::: Source excerpt :::
Operational complexity (multiple deployment shapes)
Cross-tier feature parity tricky

2.2 Database Tenancy Patterns

2.2.1 Database per tenant (Silo)

-- Each tenant has own database
CREATE DATABASE tenant_acme;
CREATE DATABASE tenant_widget_co;
 
-- App routes based on tenant identifier in URL/header
SET search_path = tenant_acme;

Pros: Maximum isolation, easy backup/restore per tenant Cons: 1000 tenants = 1000 DBs → connection pool nightmare

2.2.2 Schema per tenant (PostgreSQL)

-- Single database, schema per tenant
CREATE SCHEMA tenant_acme;
CREATE SCHEMA tenant_widget;
 
CREATE TABLE tenant_acme.users (...);
CREATE TABLE tenant_widget.users (...);
 
-- App sets search_path
SET search_path = tenant_acme;
SELECT * FROM users;  -- Resolves to tenant_acme.users

Pros: Easier than DB-per-tenant, still good isolation Cons: Migration complexity (apply to all schemas), connection pooling tricky

2.2.3 Shared schema with tenant_id (Pool)
:::
__Task requirements__
[1] From the database tenancy excerpt, output the text from "-- Each tenant" to "per tenant (PostgreSQL)".
[2] In the database tenancy excerpt's schema-per-tenant example, what does the query "SELECT * FROM users;" resolve to?
[3] List every numbered section heading in the database tenancy excerpt.
::: Extracted information :::
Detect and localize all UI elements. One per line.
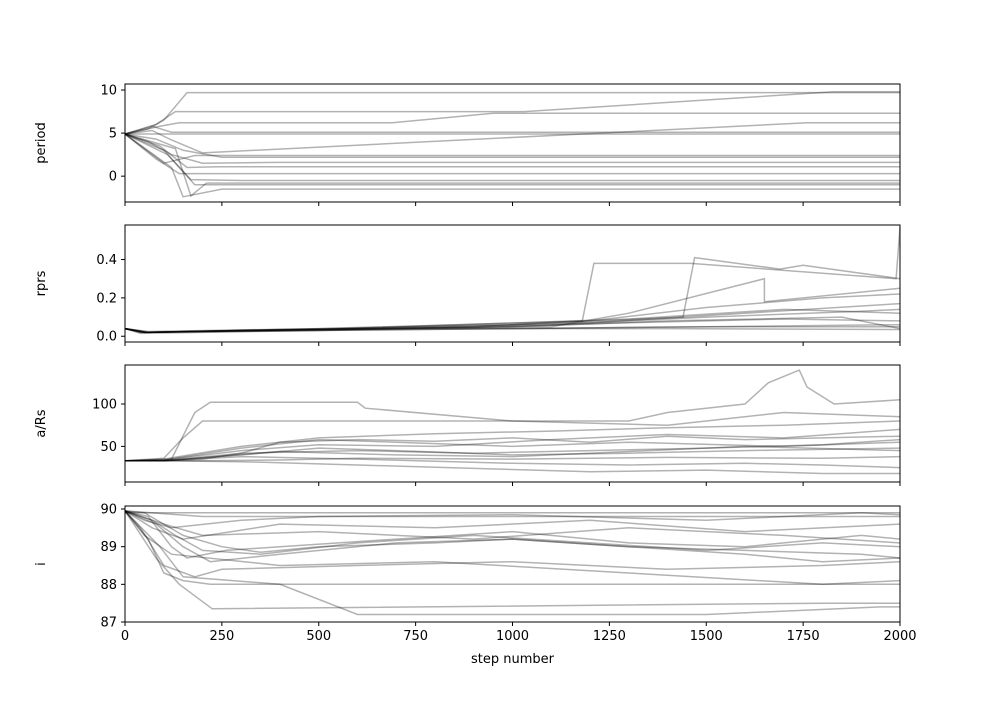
y-tick-label: 10 [100, 84, 117, 99]
x-tick-label: 250 [209, 629, 234, 644]
walker-line-3 [125, 428, 900, 462]
x-tick-label: 0 [121, 629, 129, 644]
walker-line-6 [125, 510, 900, 578]
y-tick-label: 100 [92, 398, 117, 413]
walker-line-8 [125, 302, 900, 334]
walker-traces [125, 226, 900, 335]
walker-line-2 [125, 369, 900, 462]
walker-line-7 [125, 325, 900, 335]
walker-line-9 [125, 510, 900, 616]
walker-line-0 [125, 435, 900, 462]
walker-line-2 [125, 510, 900, 559]
y-tick-label: 5 [109, 127, 117, 142]
walker-line-11 [125, 308, 900, 334]
walker-line-10 [125, 133, 900, 186]
y-tick-label: 0.0 [96, 330, 117, 345]
panel-rprs: 0.4 0.2 0.0 rprs [34, 224, 901, 346]
panel-i: 90 89 88 87 i 0 250 500 750 1000 1250 1500 1750 2000 s… [34, 503, 917, 667]
walker-line-11 [125, 133, 900, 198]
walker-line-9 [125, 316, 900, 334]
walker-line-12 [125, 133, 900, 198]
walker-line-4 [125, 510, 900, 555]
walker-line-3 [125, 277, 900, 334]
walker-line-13 [125, 510, 900, 586]
walker-line-6 [125, 318, 900, 334]
walker-line-1 [125, 91, 900, 135]
walker-line-9 [125, 438, 900, 462]
walker-line-6 [125, 133, 900, 164]
x-tick-label: 750 [403, 629, 428, 644]
y-tick-label: 88 [100, 578, 117, 593]
walker-line-3 [125, 510, 900, 559]
walker-line-8 [125, 133, 900, 175]
walker-line-6 [125, 460, 900, 475]
walker-line-7 [125, 133, 900, 169]
walker-line-12 [125, 510, 900, 544]
walker-line-1 [125, 226, 900, 334]
walker-line-1 [125, 401, 900, 462]
panel-ars: 100 50 a/Rs [34, 364, 901, 486]
x-tick-label: 500 [306, 629, 331, 644]
x-axis-label: step number [471, 652, 555, 667]
y-tick-label: 87 [100, 616, 117, 631]
x-tick-label: 1000 [496, 629, 529, 644]
y-axis-label: period [34, 122, 49, 163]
y-tick-label: 50 [100, 440, 117, 455]
walker-line-4 [125, 293, 900, 333]
walker-traces [125, 91, 900, 198]
walker-line-5 [125, 133, 900, 158]
walker-line-4 [125, 122, 900, 154]
walker-line-5 [125, 510, 900, 563]
y-axis-label: i [34, 562, 49, 566]
panel-period: 10 5 0 period [34, 83, 901, 206]
y-axis-label: rprs [34, 270, 49, 296]
walker-traces [125, 510, 900, 616]
y-tick-label: 0 [109, 170, 117, 185]
walker-line-10 [125, 438, 900, 462]
walker-line-7 [125, 510, 900, 586]
walker-line-11 [125, 445, 900, 462]
walker-line-10 [125, 327, 900, 334]
walker-traces [125, 369, 900, 475]
walker-line-14 [125, 125, 900, 135]
y-tick-label: 90 [100, 503, 117, 518]
y-axis-label: a/Rs [34, 409, 49, 437]
walker-line-7 [125, 455, 900, 462]
walker-line-13 [125, 133, 900, 165]
walker-line-8 [125, 420, 900, 462]
x-tick-label: 1250 [593, 629, 626, 644]
walker-line-2 [125, 91, 900, 135]
walker-line-3 [125, 112, 900, 135]
walker-line-10 [125, 510, 900, 529]
walker-line-0 [125, 323, 900, 334]
walker-line-1 [125, 510, 900, 518]
x-tick-label: 1500 [690, 629, 723, 644]
walker-line-5 [125, 455, 900, 469]
walker-line-8 [125, 510, 900, 610]
x-tick-label: 2000 [883, 629, 916, 644]
walker-line-4 [125, 447, 900, 462]
walker-line-9 [125, 133, 900, 182]
walker-line-5 [125, 308, 900, 334]
x-tick-label: 1750 [787, 629, 820, 644]
y-tick-label: 89 [100, 540, 117, 555]
y-tick-label: 0.4 [96, 253, 117, 268]
y-tick-label: 0.2 [96, 291, 117, 306]
walker-line-11 [125, 510, 900, 540]
walker-line-2 [125, 256, 900, 334]
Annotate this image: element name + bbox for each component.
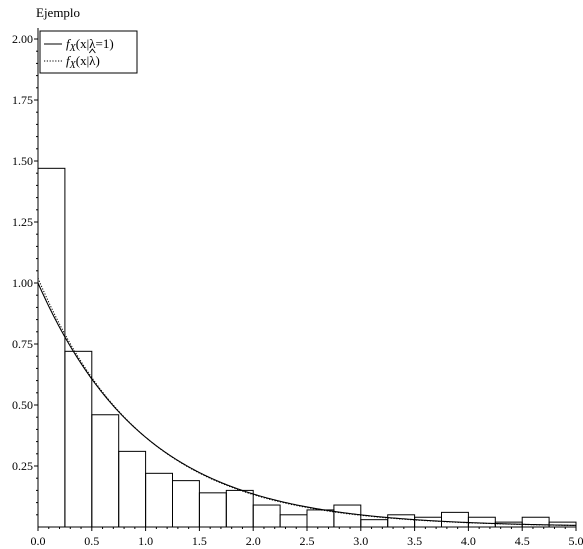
x-tick-labels: 0.0 0.5 1.0 1.5 2.0 2.5 3.0 3.5 4.0 4.5 5.0 bbox=[31, 534, 583, 548]
histogram-bar bbox=[252, 504, 281, 528]
histogram-bar bbox=[306, 509, 335, 528]
histogram-bar bbox=[414, 516, 443, 528]
histogram-bar bbox=[64, 350, 93, 528]
histogram-bar bbox=[441, 511, 469, 528]
x-tick-label: 2.5 bbox=[300, 534, 315, 548]
y-tick-label: 1.50 bbox=[12, 154, 33, 168]
y-tick-label: 1.25 bbox=[12, 215, 33, 229]
y-tick-label: 0.50 bbox=[12, 398, 33, 412]
axes bbox=[34, 28, 577, 531]
legend-label: fX(x|λ) bbox=[66, 53, 100, 71]
x-tick-label: 0.0 bbox=[31, 534, 46, 548]
y-tick-label: 1.75 bbox=[12, 93, 33, 107]
y-tick-label: 0.25 bbox=[12, 459, 33, 473]
x-tick-label: 0.5 bbox=[84, 534, 99, 548]
histogram-bar bbox=[172, 480, 200, 528]
y-tick-label: 0.75 bbox=[12, 337, 33, 351]
density-curve-dotted bbox=[37, 277, 577, 526]
histogram-bar bbox=[279, 514, 308, 528]
chart-title: Ejemplo bbox=[36, 5, 80, 20]
x-tick-label: 3.0 bbox=[353, 534, 368, 548]
histogram-bar bbox=[521, 516, 550, 528]
x-tick-label: 5.0 bbox=[569, 534, 583, 548]
legend-box bbox=[39, 30, 138, 74]
histogram-bar bbox=[118, 450, 147, 528]
x-tick-label: 4.5 bbox=[515, 534, 530, 548]
density-curves bbox=[37, 277, 577, 526]
histogram-bar bbox=[225, 489, 254, 528]
x-tick-label: 1.0 bbox=[138, 534, 153, 548]
y-tick-labels: 0.25 0.50 0.75 1.00 1.25 1.50 1.75 2.00 bbox=[12, 32, 33, 473]
y-tick-label: 1.00 bbox=[12, 276, 33, 290]
histogram-bar bbox=[198, 492, 227, 528]
histogram-bar bbox=[91, 414, 120, 528]
x-tick-label: 4.0 bbox=[461, 534, 476, 548]
y-tick-label: 2.00 bbox=[12, 32, 33, 46]
x-tick-label: 1.5 bbox=[192, 534, 207, 548]
hat-mark bbox=[88, 48, 96, 54]
legend: fX(x|λ=1)fX(x|λ) bbox=[39, 30, 138, 74]
histogram-bar bbox=[387, 514, 416, 528]
histogram-bar bbox=[333, 504, 362, 528]
histogram-bar bbox=[360, 519, 389, 528]
histogram-bars bbox=[37, 167, 577, 528]
x-tick-label: 3.5 bbox=[407, 534, 422, 548]
x-tick-label: 2.0 bbox=[246, 534, 261, 548]
legend-label: fX(x|λ=1) bbox=[66, 36, 114, 54]
histogram-bar bbox=[145, 472, 174, 528]
histogram-bar bbox=[37, 167, 66, 528]
histogram-bar bbox=[467, 516, 496, 528]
:::
__Answers per task__
[1]
-- Each tenant has own database
CREATE DATABASE tenant_acme;
CREATE DATABASE tenant_widget_co;
 
-- App routes based on tenant identifier in URL/header
SET search_path = tenant_acme;

Pros: Maximum isolation, easy backup/restore per tenant Cons: 1000 tenants = 1000 DBs → connection pool nightmare

2.2.2 Schema per tenant (PostgreSQL)

[2] tenant_acme.users

[3]
2.2 Database Tenancy Patterns
2.2.1 Database per tenant (Silo)
2.2.2 Schema per tenant (PostgreSQL)
2.2.3 Shared schema with tenant_id (Pool)